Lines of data
[BEGIN]

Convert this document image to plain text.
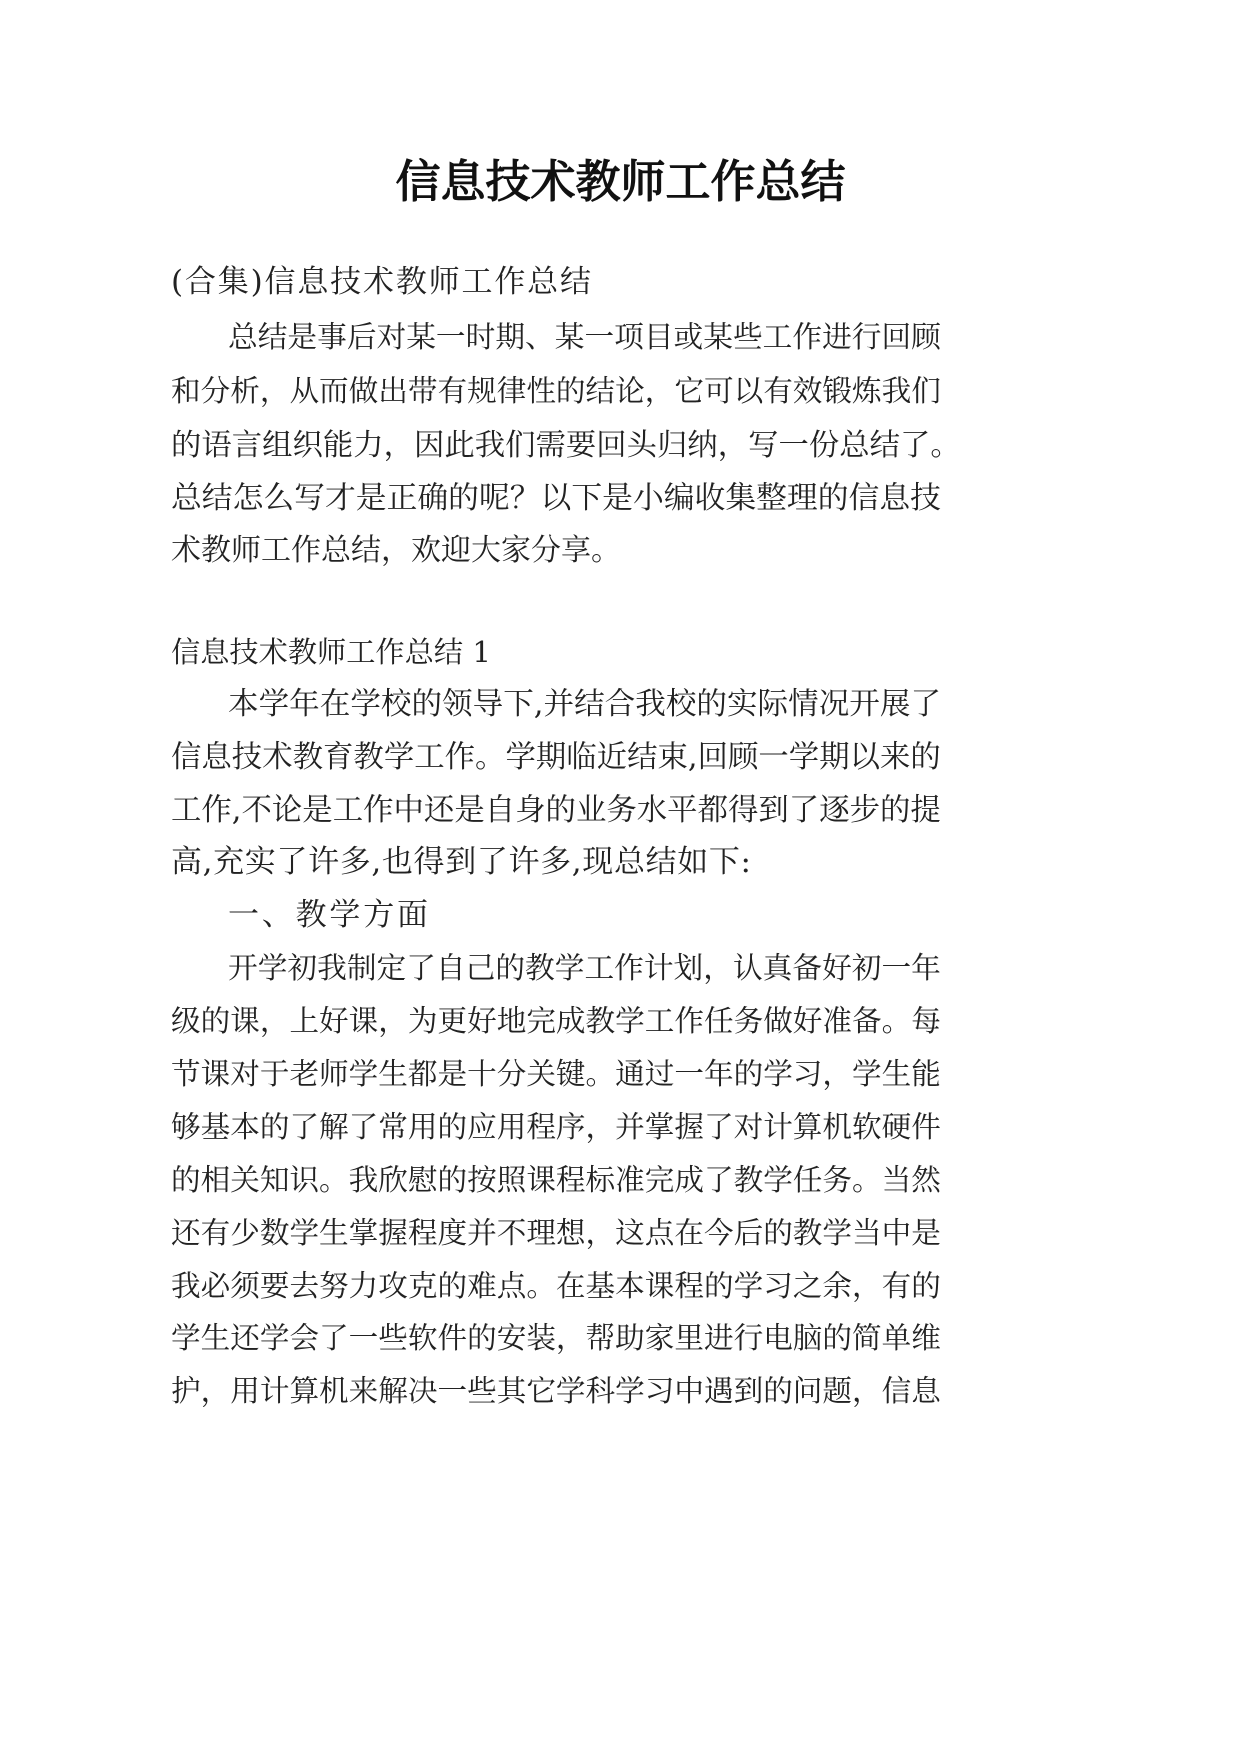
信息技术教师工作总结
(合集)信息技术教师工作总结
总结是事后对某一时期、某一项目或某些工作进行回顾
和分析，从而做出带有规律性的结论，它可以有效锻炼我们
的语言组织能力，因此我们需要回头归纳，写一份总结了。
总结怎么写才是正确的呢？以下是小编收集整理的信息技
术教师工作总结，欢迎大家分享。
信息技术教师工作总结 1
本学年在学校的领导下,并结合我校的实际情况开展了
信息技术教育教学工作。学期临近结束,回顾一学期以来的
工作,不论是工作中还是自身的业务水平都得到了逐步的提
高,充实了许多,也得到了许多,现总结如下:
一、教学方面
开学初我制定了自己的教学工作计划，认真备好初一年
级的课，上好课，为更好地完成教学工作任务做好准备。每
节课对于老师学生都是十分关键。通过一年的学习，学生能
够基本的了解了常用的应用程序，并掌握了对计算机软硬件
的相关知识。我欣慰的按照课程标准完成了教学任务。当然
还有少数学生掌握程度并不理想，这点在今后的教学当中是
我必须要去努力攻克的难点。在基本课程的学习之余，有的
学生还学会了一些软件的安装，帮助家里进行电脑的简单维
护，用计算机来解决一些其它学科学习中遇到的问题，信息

[END]

The exercise ▸ Return each line in the records that holds the string "信息技术教师工作总结".

Solution to the problem ▸
信息技术教师工作总结
(合集)信息技术教师工作总结
信息技术教师工作总结 1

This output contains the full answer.